DIRECTIVE:
The records below must be copied in full; omit the images.

DATA ENTRIES:

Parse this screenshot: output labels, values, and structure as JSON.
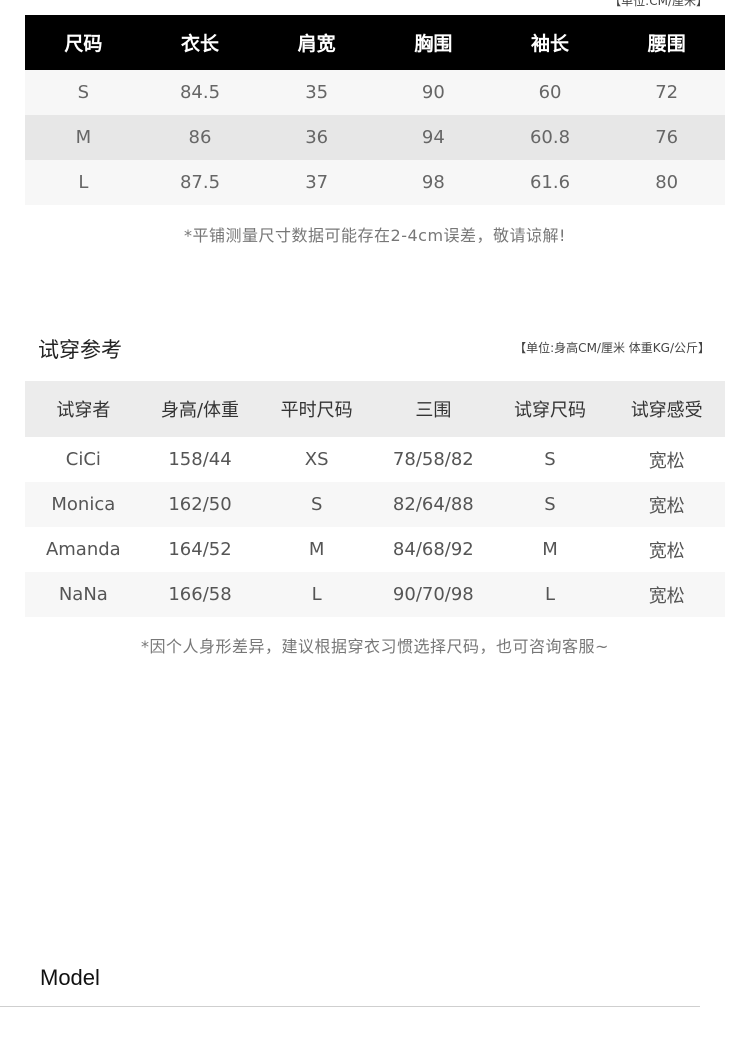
{
  "size_section": {
    "unit_note": "【单位:CM/厘米】",
    "headers": [
      "尺码",
      "衣长",
      "肩宽",
      "胸围",
      "袖长",
      "腰围"
    ],
    "rows": [
      [
        "S",
        "84.5",
        "35",
        "90",
        "60",
        "72"
      ],
      [
        "M",
        "86",
        "36",
        "94",
        "60.8",
        "76"
      ],
      [
        "L",
        "87.5",
        "37",
        "98",
        "61.6",
        "80"
      ]
    ],
    "note": "*平铺测量尺寸数据可能存在2-4cm误差，敬请谅解!"
  },
  "try_section": {
    "title": "试穿参考",
    "unit_note": "【单位:身高CM/厘米 体重KG/公斤】",
    "headers": [
      "试穿者",
      "身高/体重",
      "平时尺码",
      "三围",
      "试穿尺码",
      "试穿感受"
    ],
    "rows": [
      [
        "CiCi",
        "158/44",
        "XS",
        "78/58/82",
        "S",
        "宽松"
      ],
      [
        "Monica",
        "162/50",
        "S",
        "82/64/88",
        "S",
        "宽松"
      ],
      [
        "Amanda",
        "164/52",
        "M",
        "84/68/92",
        "M",
        "宽松"
      ],
      [
        "NaNa",
        "166/58",
        "L",
        "90/70/98",
        "L",
        "宽松"
      ]
    ],
    "note": "*因个人身形差异，建议根据穿衣习惯选择尺码，也可咨询客服~"
  },
  "model_section": {
    "title": "Model"
  }
}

ANSWER TO THE PROBLEM:
Parse this screenshot: output labels, values, and structure as JSON.
{
  "size_section": {
    "unit_note": "【单位:CM/厘米】",
    "headers": [
      "尺码",
      "衣长",
      "肩宽",
      "胸围",
      "袖长",
      "腰围"
    ],
    "rows": [
      [
        "S",
        "84.5",
        "35",
        "90",
        "60",
        "72"
      ],
      [
        "M",
        "86",
        "36",
        "94",
        "60.8",
        "76"
      ],
      [
        "L",
        "87.5",
        "37",
        "98",
        "61.6",
        "80"
      ]
    ],
    "note": "*平铺测量尺寸数据可能存在2-4cm误差，敬请谅解!"
  },
  "try_section": {
    "title": "试穿参考",
    "unit_note": "【单位:身高CM/厘米 体重KG/公斤】",
    "headers": [
      "试穿者",
      "身高/体重",
      "平时尺码",
      "三围",
      "试穿尺码",
      "试穿感受"
    ],
    "rows": [
      [
        "CiCi",
        "158/44",
        "XS",
        "78/58/82",
        "S",
        "宽松"
      ],
      [
        "Monica",
        "162/50",
        "S",
        "82/64/88",
        "S",
        "宽松"
      ],
      [
        "Amanda",
        "164/52",
        "M",
        "84/68/92",
        "M",
        "宽松"
      ],
      [
        "NaNa",
        "166/58",
        "L",
        "90/70/98",
        "L",
        "宽松"
      ]
    ],
    "note": "*因个人身形差异，建议根据穿衣习惯选择尺码，也可咨询客服~"
  },
  "model_section": {
    "title": "Model"
  }
}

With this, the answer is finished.